##### Data provided
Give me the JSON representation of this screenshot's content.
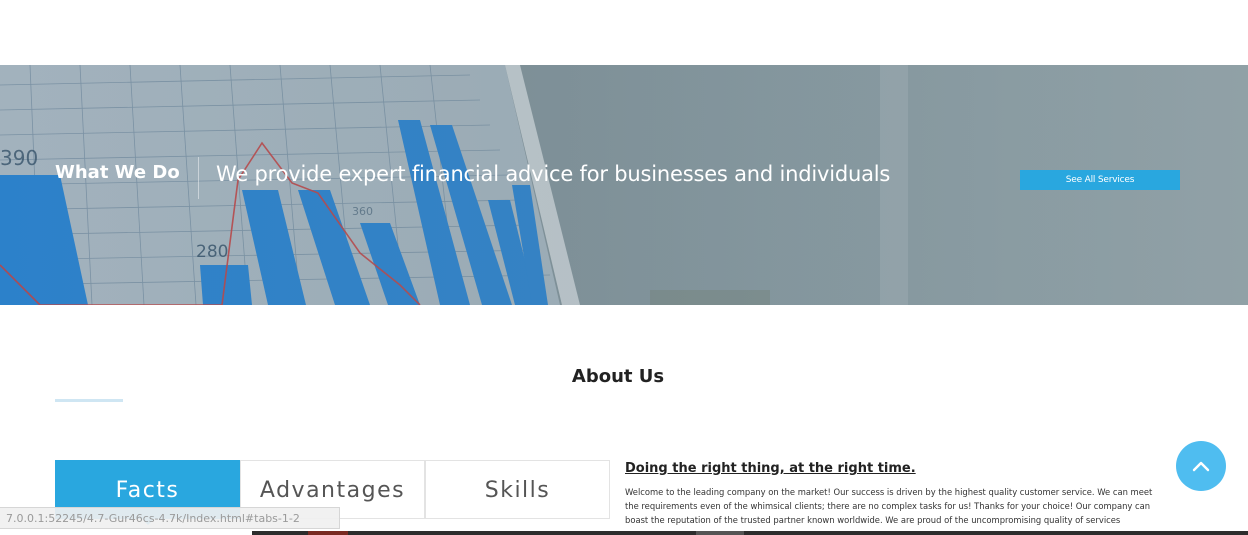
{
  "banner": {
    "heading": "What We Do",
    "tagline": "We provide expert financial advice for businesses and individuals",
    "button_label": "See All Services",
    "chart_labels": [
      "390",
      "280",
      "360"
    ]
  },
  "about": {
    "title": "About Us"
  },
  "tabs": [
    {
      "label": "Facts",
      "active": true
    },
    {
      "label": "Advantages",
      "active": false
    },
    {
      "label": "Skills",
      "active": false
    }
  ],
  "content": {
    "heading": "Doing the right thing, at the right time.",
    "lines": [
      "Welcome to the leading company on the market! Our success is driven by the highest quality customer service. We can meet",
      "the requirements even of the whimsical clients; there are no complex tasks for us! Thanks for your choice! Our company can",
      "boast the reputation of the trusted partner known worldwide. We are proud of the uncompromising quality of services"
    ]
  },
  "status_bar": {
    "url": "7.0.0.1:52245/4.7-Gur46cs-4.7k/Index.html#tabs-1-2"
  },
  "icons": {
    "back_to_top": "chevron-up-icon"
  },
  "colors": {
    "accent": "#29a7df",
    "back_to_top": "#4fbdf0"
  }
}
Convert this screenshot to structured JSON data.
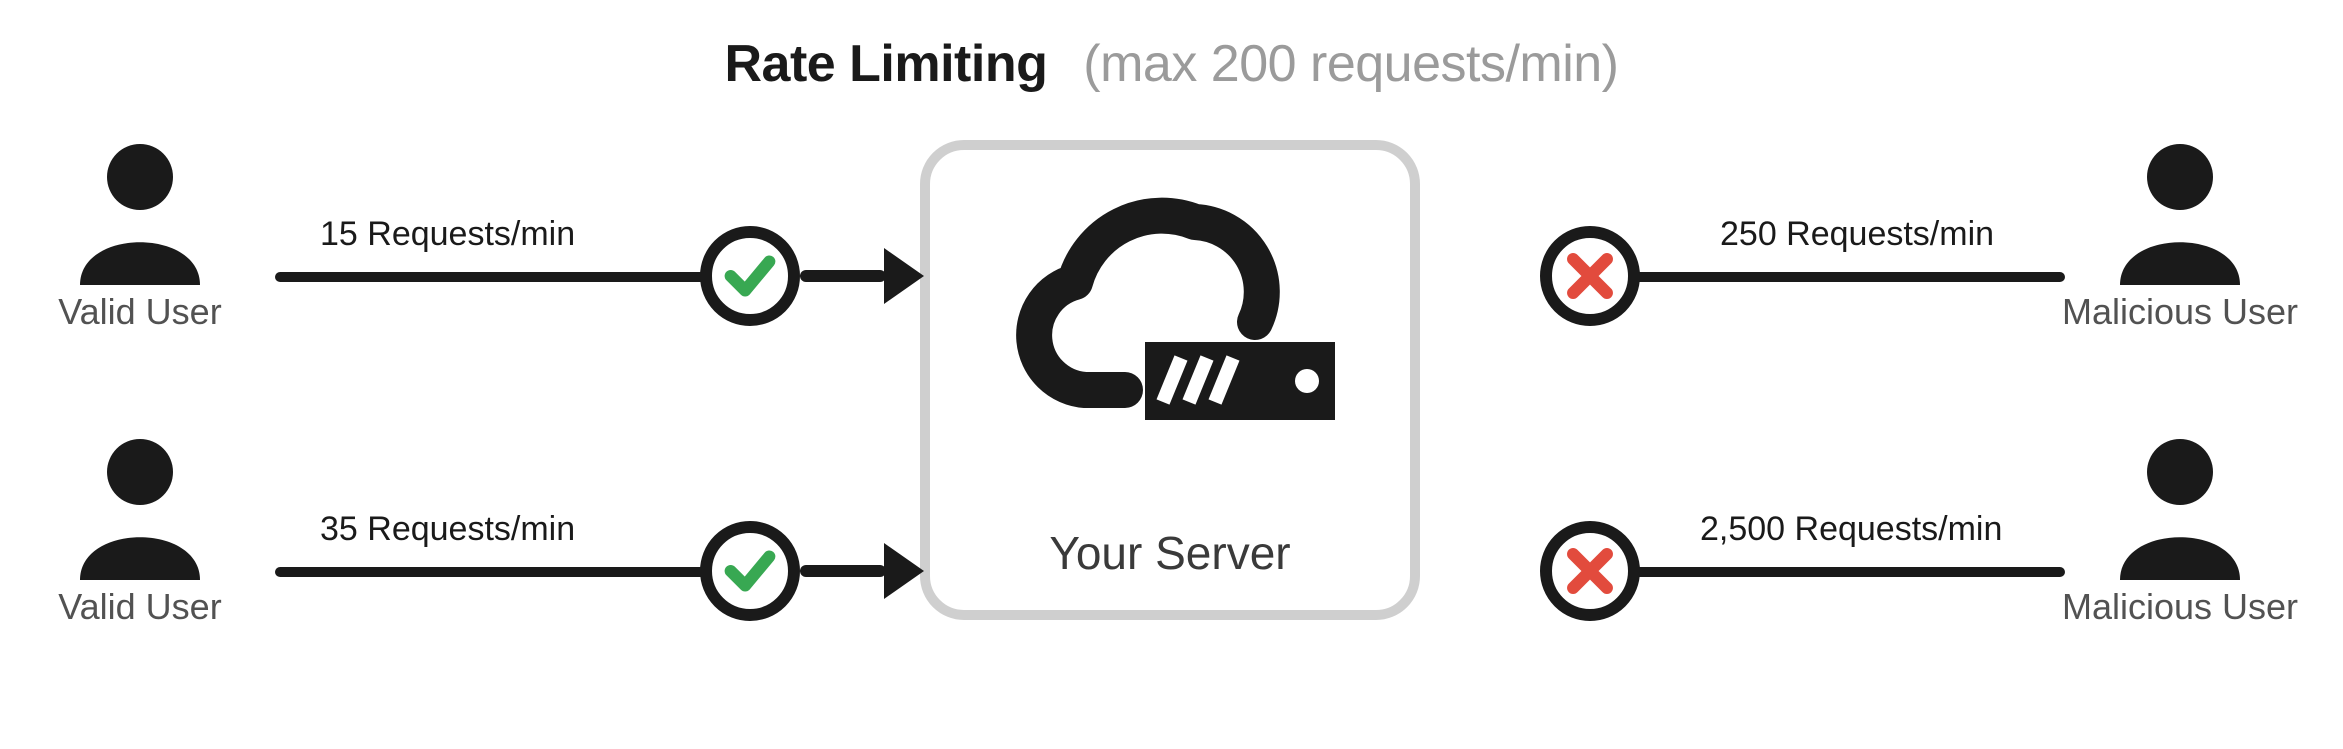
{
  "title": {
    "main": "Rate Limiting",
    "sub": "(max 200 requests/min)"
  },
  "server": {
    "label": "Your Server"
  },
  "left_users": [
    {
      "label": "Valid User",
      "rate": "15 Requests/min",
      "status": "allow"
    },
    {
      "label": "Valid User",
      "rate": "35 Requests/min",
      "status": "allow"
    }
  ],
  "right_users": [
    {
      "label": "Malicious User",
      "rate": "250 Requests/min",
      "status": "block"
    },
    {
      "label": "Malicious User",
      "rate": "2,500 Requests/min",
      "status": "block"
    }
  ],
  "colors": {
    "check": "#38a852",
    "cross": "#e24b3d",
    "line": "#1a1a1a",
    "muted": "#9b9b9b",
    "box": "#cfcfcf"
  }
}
##########
##### Data provided
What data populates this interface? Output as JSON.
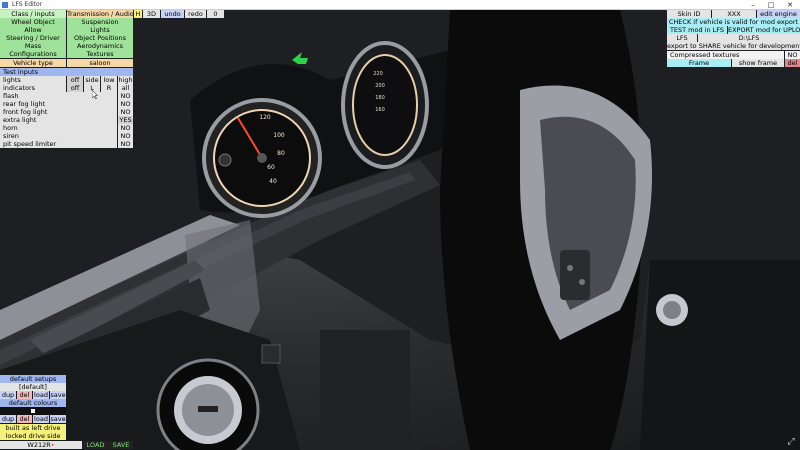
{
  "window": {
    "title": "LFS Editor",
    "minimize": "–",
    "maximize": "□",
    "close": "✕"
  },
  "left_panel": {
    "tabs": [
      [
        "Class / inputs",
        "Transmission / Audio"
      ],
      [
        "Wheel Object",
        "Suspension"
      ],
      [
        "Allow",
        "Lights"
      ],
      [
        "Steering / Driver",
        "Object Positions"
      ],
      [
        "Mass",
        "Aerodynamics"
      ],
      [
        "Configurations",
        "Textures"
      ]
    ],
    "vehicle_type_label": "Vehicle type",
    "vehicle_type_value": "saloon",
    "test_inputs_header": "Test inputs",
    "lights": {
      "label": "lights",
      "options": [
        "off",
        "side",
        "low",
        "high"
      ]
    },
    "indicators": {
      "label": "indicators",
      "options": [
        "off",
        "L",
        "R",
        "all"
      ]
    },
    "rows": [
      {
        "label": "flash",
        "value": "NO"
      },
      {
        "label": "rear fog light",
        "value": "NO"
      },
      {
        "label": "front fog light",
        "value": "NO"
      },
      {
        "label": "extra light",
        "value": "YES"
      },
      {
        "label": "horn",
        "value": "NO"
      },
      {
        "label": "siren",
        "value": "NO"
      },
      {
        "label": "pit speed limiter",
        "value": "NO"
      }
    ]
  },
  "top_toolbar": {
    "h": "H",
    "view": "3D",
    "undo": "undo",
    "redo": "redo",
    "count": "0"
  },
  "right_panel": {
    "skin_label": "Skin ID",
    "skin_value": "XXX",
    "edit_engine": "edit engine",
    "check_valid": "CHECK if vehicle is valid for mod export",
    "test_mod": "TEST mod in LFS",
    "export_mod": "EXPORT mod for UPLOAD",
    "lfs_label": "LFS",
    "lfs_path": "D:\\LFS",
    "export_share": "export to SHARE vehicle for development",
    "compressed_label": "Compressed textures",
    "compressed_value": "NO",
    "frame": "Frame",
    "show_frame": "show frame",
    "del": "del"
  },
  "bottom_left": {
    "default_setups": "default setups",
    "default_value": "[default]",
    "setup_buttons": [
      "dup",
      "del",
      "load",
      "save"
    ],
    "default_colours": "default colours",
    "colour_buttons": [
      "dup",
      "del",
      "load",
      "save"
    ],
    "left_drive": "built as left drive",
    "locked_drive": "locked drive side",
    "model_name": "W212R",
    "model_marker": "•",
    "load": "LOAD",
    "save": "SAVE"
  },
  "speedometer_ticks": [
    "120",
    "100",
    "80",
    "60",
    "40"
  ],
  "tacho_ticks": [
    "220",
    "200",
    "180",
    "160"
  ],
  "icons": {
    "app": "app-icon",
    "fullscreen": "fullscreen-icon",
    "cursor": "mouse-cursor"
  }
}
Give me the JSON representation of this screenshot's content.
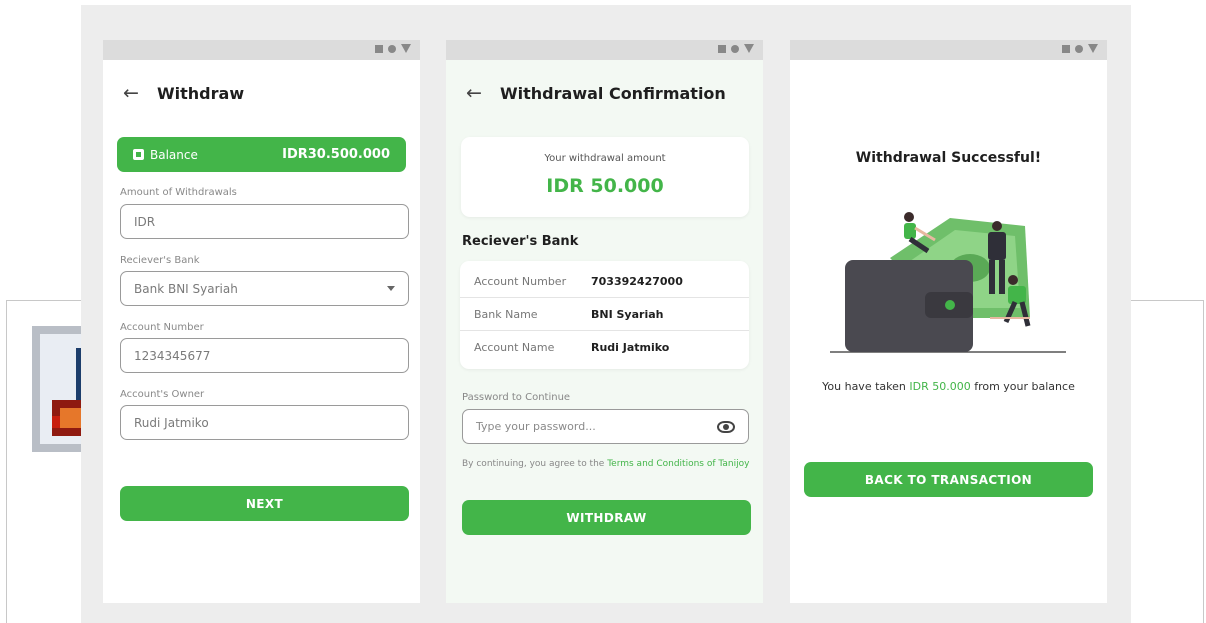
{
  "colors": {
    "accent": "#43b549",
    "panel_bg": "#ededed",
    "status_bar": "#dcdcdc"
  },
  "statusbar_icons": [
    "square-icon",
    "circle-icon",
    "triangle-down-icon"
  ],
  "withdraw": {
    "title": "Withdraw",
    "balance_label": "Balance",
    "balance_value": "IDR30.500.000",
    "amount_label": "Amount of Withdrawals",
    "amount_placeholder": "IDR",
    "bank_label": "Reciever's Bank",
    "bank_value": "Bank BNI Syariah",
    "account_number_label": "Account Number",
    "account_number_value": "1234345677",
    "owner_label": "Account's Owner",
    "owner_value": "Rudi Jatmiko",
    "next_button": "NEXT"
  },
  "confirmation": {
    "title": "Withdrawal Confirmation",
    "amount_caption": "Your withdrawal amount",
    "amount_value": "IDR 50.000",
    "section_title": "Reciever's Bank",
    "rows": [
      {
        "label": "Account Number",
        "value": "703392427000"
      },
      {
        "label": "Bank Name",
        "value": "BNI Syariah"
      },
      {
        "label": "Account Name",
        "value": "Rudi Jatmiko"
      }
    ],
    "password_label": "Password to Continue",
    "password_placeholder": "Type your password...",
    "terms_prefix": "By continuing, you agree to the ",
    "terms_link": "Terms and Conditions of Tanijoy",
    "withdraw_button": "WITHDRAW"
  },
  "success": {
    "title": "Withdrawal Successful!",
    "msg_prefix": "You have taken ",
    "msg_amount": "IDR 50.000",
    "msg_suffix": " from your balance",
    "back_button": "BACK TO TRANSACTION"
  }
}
##########
What is required: Pull out all lines containing the word "JSON" from the entries above.

Task response:
Give me the JSON representation of this screenshot's content.
Convert this screenshot to structured JSON data.
What data populates this interface? Output as JSON.
Give me the JSON representation of this screenshot's content.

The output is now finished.